→ **WORK TO BE COMPLETED**
Make an exact copy of all the entries below, with the pictures left out.

***

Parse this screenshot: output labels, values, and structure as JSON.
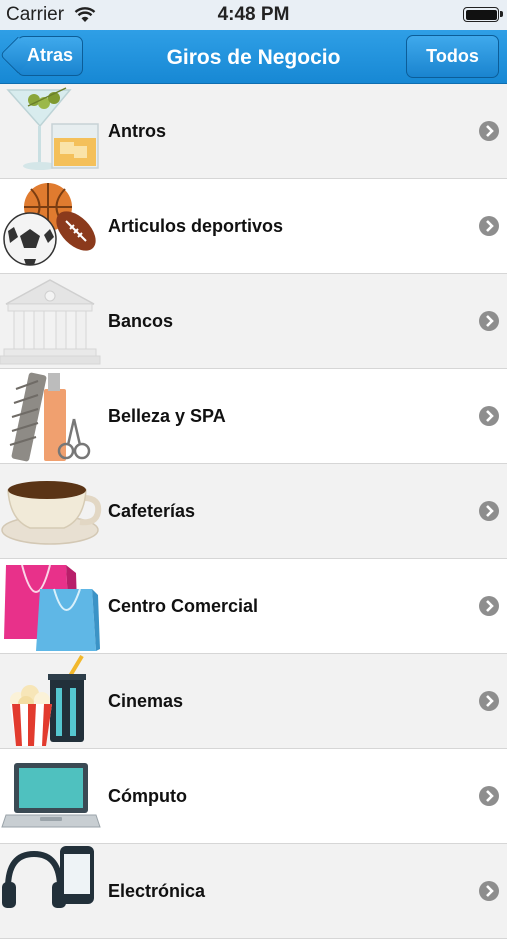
{
  "status_bar": {
    "carrier": "Carrier",
    "time": "4:48 PM"
  },
  "nav": {
    "back_label": "Atras",
    "title": "Giros de Negocio",
    "all_label": "Todos"
  },
  "categories": [
    {
      "label": "Antros",
      "icon": "cocktail-glasses-icon"
    },
    {
      "label": "Articulos deportivos",
      "icon": "sports-balls-icon"
    },
    {
      "label": "Bancos",
      "icon": "bank-building-icon"
    },
    {
      "label": "Belleza y SPA",
      "icon": "beauty-tools-icon"
    },
    {
      "label": "Cafeterías",
      "icon": "coffee-cup-icon"
    },
    {
      "label": "Centro Comercial",
      "icon": "shopping-bags-icon"
    },
    {
      "label": "Cinemas",
      "icon": "popcorn-drink-icon"
    },
    {
      "label": "Cómputo",
      "icon": "laptop-icon"
    },
    {
      "label": "Electrónica",
      "icon": "headphones-phone-icon"
    }
  ],
  "colors": {
    "nav_bar": "#1f93dc",
    "row_alt": "#f2f2f2",
    "chevron": "#8e8e8e"
  }
}
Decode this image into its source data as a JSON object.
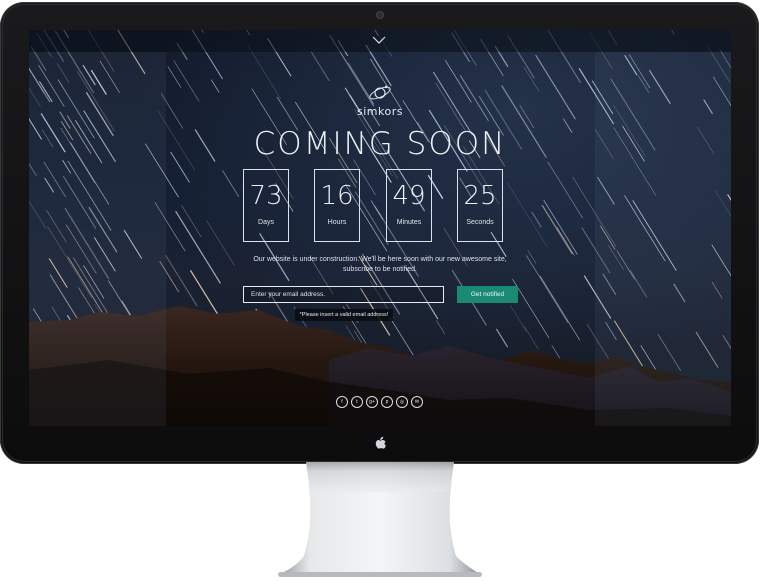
{
  "page": {
    "brand": "simkors",
    "title": "Coming soon",
    "countdown": [
      {
        "value": "73",
        "label": "Days"
      },
      {
        "value": "16",
        "label": "Hours"
      },
      {
        "value": "49",
        "label": "Minutes"
      },
      {
        "value": "25",
        "label": "Seconds"
      }
    ],
    "description_line1": "Our website is under construction. We'll be here soon with our new awesome site,",
    "description_line2": "subscribe to be notified.",
    "email_placeholder": "Enter your email address.",
    "notify_button": "Get notified",
    "error_message": "*Please insert a valid email address!",
    "socials": [
      {
        "icon": "facebook-icon",
        "glyph": "f"
      },
      {
        "icon": "twitter-icon",
        "glyph": "t"
      },
      {
        "icon": "google-plus-icon",
        "glyph": "g+"
      },
      {
        "icon": "pinterest-icon",
        "glyph": "p"
      },
      {
        "icon": "instagram-icon",
        "glyph": "◎"
      },
      {
        "icon": "email-icon",
        "glyph": "✉"
      }
    ]
  },
  "colors": {
    "accent": "#1b8a74",
    "sky": "#141c2c",
    "text": "#eef2f7",
    "bezel": "#111112"
  }
}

***

→ **THE RESULT**
Parse this screenshot: output labels, values, and structure as JSON.
{
  "status_bar": {
    "carrier": "Carrier",
    "time": "4:48 PM"
  },
  "nav": {
    "back_label": "Atras",
    "title": "Giros de Negocio",
    "all_label": "Todos"
  },
  "categories": [
    {
      "label": "Antros",
      "icon": "cocktail-glasses-icon"
    },
    {
      "label": "Articulos deportivos",
      "icon": "sports-balls-icon"
    },
    {
      "label": "Bancos",
      "icon": "bank-building-icon"
    },
    {
      "label": "Belleza y SPA",
      "icon": "beauty-tools-icon"
    },
    {
      "label": "Cafeterías",
      "icon": "coffee-cup-icon"
    },
    {
      "label": "Centro Comercial",
      "icon": "shopping-bags-icon"
    },
    {
      "label": "Cinemas",
      "icon": "popcorn-drink-icon"
    },
    {
      "label": "Cómputo",
      "icon": "laptop-icon"
    },
    {
      "label": "Electrónica",
      "icon": "headphones-phone-icon"
    }
  ],
  "colors": {
    "nav_bar": "#1f93dc",
    "row_alt": "#f2f2f2",
    "chevron": "#8e8e8e"
  }
}
Decode this image into its source data as a JSON object.
{
  "page": {
    "brand": "simkors",
    "title": "Coming soon",
    "countdown": [
      {
        "value": "73",
        "label": "Days"
      },
      {
        "value": "16",
        "label": "Hours"
      },
      {
        "value": "49",
        "label": "Minutes"
      },
      {
        "value": "25",
        "label": "Seconds"
      }
    ],
    "description_line1": "Our website is under construction. We'll be here soon with our new awesome site,",
    "description_line2": "subscribe to be notified.",
    "email_placeholder": "Enter your email address.",
    "notify_button": "Get notified",
    "error_message": "*Please insert a valid email address!",
    "socials": [
      {
        "icon": "facebook-icon",
        "glyph": "f"
      },
      {
        "icon": "twitter-icon",
        "glyph": "t"
      },
      {
        "icon": "google-plus-icon",
        "glyph": "g+"
      },
      {
        "icon": "pinterest-icon",
        "glyph": "p"
      },
      {
        "icon": "instagram-icon",
        "glyph": "◎"
      },
      {
        "icon": "email-icon",
        "glyph": "✉"
      }
    ]
  },
  "colors": {
    "accent": "#1b8a74",
    "sky": "#141c2c",
    "text": "#eef2f7",
    "bezel": "#111112"
  }
}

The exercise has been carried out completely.